───── DATA SHOWN

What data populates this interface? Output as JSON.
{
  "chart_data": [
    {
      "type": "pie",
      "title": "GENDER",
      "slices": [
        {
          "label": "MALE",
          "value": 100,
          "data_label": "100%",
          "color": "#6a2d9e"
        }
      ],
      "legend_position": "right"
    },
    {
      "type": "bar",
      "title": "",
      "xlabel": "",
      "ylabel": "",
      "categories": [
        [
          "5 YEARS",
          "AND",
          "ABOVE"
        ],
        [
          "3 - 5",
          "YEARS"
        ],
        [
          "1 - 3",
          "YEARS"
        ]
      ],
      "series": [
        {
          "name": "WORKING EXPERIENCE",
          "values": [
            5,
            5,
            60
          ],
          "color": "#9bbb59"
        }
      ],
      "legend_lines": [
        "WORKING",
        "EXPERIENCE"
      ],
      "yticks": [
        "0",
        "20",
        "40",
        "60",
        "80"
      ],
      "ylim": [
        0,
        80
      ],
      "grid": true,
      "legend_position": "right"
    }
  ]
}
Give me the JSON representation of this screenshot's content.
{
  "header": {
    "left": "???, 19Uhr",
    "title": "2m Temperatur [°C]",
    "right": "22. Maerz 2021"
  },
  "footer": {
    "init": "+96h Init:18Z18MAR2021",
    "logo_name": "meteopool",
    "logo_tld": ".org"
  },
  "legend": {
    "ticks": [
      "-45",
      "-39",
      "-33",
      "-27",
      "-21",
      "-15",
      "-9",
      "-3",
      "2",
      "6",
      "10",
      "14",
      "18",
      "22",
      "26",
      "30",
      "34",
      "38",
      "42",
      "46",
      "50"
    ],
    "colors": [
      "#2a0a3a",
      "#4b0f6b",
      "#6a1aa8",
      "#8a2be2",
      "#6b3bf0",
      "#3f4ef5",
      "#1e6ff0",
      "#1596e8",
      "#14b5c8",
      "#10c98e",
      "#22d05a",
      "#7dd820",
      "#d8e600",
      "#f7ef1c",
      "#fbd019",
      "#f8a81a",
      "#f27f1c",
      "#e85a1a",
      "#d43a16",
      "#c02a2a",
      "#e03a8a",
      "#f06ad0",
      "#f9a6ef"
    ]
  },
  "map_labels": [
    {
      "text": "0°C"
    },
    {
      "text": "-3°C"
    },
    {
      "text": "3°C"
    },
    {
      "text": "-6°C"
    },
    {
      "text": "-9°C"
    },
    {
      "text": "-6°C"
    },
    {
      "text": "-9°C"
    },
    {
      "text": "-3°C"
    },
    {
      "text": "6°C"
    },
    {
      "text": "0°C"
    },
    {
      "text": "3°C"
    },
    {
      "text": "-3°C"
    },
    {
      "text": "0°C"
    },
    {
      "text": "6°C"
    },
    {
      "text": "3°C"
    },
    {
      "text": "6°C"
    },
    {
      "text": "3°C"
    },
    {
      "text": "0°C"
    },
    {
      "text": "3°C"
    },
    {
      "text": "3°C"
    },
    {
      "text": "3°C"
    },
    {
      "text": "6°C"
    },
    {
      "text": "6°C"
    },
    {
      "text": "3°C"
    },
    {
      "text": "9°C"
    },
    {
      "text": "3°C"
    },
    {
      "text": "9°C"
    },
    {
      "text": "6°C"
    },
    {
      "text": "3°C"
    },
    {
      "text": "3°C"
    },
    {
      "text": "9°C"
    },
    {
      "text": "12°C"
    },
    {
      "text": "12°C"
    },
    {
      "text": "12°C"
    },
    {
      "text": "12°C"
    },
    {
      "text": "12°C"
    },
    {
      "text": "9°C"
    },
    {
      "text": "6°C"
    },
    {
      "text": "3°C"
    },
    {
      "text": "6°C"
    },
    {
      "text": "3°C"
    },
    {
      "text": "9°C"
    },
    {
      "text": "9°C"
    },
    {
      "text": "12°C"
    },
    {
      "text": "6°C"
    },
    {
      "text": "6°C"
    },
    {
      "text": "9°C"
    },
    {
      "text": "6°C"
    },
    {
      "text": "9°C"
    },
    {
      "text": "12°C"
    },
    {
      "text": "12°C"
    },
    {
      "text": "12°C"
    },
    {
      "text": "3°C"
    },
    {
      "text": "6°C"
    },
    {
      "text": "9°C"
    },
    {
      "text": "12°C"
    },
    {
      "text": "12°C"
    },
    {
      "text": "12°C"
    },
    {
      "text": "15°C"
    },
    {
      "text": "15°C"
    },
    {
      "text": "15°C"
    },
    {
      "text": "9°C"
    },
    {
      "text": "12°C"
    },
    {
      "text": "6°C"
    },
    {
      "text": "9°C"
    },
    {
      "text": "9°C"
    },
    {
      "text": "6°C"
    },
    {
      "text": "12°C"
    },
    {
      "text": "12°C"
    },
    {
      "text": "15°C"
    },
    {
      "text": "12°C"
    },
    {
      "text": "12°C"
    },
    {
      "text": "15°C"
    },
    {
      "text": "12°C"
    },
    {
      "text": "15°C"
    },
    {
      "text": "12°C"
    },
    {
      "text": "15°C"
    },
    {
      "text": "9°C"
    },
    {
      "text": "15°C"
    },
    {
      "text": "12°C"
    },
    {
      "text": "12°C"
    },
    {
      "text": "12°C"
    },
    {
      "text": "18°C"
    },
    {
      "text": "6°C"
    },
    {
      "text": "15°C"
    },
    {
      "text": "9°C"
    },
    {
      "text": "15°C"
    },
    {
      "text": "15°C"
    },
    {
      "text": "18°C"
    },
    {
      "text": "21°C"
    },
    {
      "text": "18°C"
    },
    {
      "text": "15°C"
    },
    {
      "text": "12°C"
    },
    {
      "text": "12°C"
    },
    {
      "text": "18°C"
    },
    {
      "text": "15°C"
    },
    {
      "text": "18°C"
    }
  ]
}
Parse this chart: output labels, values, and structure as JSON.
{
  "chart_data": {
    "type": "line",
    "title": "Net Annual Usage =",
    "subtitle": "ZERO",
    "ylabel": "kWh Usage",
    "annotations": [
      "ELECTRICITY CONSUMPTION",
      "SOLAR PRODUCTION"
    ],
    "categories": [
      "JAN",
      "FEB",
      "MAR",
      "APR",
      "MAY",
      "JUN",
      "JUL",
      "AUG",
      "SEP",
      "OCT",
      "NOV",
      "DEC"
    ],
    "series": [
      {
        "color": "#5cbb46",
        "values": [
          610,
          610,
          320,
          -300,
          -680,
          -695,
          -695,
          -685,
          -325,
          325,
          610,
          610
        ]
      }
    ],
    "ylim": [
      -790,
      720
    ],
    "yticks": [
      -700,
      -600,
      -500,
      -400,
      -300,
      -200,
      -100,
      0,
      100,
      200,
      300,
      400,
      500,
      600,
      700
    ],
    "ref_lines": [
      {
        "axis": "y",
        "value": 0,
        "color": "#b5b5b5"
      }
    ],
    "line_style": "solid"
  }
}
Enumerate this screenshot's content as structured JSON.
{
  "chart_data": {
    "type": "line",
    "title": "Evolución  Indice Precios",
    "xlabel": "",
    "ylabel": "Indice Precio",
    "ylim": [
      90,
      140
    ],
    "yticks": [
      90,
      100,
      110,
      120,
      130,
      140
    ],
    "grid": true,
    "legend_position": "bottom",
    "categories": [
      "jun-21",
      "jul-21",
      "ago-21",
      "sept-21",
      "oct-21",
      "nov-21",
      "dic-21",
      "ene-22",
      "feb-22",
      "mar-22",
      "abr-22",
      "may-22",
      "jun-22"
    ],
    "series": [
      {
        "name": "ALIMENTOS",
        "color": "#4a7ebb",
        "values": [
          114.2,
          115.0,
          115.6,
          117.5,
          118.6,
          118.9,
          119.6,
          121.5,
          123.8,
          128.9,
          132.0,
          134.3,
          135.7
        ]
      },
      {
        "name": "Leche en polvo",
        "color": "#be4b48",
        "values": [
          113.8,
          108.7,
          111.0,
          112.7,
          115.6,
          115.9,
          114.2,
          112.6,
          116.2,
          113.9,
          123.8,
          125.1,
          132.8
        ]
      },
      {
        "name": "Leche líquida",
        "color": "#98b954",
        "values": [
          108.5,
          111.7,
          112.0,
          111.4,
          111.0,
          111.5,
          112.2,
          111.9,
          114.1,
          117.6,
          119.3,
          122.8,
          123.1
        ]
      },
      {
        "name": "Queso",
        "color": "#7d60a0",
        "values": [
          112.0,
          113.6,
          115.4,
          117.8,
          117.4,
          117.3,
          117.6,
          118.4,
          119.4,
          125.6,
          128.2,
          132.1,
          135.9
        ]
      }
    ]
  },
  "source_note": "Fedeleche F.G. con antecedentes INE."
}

──────────
───── DATA SHOWN

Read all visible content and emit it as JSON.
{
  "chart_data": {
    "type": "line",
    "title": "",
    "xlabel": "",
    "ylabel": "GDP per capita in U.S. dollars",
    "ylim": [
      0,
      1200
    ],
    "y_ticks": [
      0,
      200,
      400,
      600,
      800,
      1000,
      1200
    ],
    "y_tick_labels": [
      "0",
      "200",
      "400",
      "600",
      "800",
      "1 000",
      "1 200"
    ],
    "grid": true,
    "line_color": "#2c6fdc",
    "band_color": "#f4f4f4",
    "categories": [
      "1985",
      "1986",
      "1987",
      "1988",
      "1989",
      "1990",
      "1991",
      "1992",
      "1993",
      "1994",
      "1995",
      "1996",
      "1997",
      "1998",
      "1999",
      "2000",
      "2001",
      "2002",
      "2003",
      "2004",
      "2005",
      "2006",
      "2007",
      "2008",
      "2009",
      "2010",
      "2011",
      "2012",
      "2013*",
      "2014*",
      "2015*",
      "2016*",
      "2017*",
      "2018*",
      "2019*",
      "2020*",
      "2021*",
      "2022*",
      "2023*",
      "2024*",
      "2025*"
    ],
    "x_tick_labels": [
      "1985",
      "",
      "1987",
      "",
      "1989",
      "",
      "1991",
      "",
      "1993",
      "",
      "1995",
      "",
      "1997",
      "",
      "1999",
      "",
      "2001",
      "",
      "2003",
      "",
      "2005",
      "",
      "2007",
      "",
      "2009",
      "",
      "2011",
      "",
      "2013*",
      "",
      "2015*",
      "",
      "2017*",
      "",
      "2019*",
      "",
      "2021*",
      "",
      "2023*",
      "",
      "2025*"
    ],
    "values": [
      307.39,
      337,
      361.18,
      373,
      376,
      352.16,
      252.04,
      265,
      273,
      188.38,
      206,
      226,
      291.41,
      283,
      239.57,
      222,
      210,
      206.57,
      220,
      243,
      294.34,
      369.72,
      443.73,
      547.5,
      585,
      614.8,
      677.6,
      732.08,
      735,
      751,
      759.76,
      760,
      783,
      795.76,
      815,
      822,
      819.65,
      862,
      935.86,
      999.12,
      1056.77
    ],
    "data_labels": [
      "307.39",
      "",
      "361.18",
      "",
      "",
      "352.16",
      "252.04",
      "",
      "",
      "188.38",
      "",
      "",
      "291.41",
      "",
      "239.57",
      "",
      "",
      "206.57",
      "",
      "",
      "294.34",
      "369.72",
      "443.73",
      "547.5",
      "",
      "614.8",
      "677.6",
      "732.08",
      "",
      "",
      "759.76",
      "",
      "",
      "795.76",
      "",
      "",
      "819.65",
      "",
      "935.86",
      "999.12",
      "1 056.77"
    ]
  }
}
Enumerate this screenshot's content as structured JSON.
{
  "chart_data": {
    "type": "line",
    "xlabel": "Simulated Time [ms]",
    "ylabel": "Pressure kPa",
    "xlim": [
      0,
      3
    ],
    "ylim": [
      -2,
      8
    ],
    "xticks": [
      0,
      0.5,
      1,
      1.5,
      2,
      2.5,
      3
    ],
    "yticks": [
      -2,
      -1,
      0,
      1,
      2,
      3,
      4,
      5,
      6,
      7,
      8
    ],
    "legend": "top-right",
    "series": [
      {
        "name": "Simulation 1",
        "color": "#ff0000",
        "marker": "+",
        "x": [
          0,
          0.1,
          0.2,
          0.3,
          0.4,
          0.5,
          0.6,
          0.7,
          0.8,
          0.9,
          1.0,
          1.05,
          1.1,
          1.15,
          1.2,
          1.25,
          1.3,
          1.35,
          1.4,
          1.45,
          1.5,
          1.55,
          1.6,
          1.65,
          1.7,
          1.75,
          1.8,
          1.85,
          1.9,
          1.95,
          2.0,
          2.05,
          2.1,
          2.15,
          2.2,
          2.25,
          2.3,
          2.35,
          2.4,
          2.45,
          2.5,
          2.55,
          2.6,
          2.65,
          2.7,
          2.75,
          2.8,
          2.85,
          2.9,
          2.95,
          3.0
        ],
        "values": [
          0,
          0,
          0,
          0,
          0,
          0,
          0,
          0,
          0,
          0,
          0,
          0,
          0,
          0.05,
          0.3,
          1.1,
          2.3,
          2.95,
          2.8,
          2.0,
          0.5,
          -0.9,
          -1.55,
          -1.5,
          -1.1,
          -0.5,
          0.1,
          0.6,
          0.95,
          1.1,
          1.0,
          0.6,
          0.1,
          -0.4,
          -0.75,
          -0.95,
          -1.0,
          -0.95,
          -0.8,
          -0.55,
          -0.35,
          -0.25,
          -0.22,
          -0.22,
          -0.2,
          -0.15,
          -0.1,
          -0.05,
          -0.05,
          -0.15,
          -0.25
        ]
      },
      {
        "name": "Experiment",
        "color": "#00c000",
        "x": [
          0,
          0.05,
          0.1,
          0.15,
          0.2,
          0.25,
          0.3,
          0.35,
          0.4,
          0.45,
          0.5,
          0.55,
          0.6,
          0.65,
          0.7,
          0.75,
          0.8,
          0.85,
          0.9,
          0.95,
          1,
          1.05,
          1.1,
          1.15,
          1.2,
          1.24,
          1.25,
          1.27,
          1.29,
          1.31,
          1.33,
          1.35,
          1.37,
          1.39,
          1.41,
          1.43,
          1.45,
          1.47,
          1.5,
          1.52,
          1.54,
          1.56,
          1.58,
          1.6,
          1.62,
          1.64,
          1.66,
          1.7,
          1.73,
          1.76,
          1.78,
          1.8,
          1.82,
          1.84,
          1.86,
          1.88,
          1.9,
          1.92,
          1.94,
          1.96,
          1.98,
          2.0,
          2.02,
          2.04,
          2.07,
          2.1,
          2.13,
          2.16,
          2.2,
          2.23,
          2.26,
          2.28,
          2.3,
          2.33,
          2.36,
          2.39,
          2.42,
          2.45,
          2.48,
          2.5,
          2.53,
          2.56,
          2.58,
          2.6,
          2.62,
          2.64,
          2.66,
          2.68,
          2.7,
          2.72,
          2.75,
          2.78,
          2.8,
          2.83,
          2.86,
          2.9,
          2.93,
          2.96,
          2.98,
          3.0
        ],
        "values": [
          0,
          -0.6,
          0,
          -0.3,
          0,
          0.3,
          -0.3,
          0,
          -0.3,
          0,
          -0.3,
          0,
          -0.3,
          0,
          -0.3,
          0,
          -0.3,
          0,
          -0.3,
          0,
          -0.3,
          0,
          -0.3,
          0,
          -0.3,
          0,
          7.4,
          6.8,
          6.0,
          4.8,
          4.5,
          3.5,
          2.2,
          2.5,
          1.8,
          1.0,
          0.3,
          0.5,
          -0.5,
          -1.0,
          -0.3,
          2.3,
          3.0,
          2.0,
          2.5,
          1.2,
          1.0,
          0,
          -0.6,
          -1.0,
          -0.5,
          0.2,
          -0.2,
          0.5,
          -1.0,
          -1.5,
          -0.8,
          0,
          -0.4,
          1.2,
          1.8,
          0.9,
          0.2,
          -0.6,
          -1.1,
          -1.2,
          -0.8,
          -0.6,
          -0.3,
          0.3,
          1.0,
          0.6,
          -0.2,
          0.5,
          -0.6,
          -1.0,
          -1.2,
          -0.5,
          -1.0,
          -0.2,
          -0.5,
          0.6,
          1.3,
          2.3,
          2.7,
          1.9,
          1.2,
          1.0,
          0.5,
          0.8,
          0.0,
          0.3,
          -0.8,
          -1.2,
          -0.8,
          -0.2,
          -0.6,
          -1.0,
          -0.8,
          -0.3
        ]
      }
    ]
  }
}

──────────
───── DATA SHOWN

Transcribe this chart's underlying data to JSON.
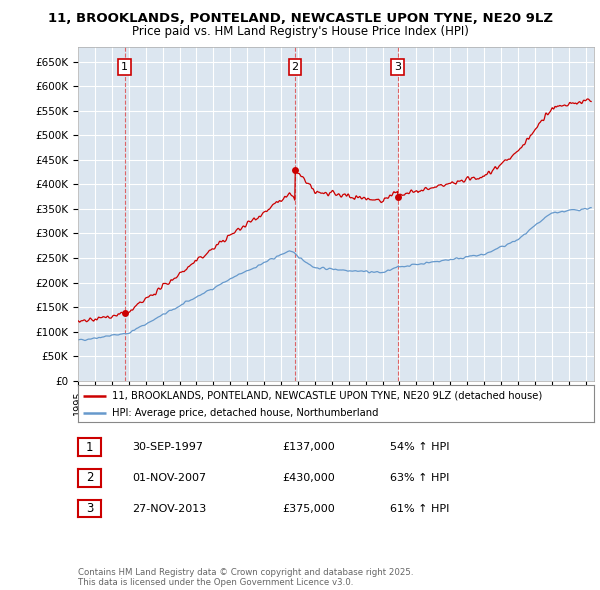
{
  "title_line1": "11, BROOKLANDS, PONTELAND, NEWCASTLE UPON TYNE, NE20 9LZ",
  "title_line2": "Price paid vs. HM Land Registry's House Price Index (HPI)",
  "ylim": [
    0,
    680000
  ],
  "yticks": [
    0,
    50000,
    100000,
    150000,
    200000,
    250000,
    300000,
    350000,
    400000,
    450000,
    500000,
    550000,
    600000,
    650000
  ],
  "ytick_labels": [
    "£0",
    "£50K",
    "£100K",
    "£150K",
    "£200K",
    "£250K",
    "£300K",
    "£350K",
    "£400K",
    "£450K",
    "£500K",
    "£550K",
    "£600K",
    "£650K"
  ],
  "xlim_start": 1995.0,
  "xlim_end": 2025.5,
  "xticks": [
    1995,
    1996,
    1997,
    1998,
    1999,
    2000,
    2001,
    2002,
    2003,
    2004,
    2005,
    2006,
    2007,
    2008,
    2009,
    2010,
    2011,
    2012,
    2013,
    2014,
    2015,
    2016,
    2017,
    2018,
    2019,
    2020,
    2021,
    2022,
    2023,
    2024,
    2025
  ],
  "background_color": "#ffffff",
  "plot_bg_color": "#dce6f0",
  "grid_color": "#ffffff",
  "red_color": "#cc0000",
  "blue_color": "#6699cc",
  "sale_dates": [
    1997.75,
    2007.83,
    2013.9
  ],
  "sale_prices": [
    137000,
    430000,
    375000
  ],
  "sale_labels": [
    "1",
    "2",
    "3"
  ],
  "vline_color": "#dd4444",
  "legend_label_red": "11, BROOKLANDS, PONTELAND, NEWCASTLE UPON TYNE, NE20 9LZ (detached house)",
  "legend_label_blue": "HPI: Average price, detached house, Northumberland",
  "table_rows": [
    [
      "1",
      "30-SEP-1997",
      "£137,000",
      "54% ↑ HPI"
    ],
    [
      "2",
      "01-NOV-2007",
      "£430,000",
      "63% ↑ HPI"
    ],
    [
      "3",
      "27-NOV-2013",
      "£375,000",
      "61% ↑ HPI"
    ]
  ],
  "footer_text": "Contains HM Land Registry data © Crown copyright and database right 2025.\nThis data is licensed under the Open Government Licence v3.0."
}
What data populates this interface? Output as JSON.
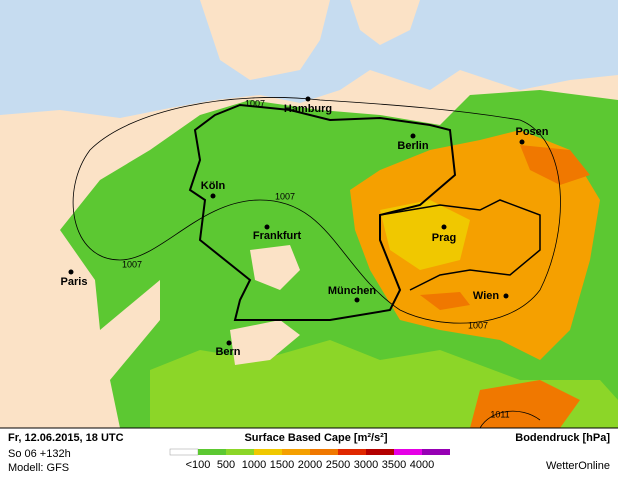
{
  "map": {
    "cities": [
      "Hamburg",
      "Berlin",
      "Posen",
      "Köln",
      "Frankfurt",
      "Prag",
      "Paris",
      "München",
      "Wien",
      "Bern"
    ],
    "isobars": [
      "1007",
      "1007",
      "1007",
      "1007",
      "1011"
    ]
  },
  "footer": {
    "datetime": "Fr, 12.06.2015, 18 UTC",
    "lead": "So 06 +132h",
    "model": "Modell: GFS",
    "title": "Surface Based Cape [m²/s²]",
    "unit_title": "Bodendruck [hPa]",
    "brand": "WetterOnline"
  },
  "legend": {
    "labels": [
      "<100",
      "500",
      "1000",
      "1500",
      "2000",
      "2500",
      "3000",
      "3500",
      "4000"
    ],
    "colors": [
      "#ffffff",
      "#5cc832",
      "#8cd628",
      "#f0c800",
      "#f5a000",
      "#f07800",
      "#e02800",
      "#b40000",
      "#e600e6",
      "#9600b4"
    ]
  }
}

──────────

## TASK REQUIREMENTS
Only lines holding the string "UPON" are wanted; gather each one from the entries above.

## ANSWER TO THE PROBLEM
  "title_line1": "11, BROOKLANDS, PONTELAND, NEWCASTLE UPON TYNE, NE20 9LZ",
  "legend_label_red": "11, BROOKLANDS, PONTELAND, NEWCASTLE UPON TYNE, NE20 9LZ (detached house)",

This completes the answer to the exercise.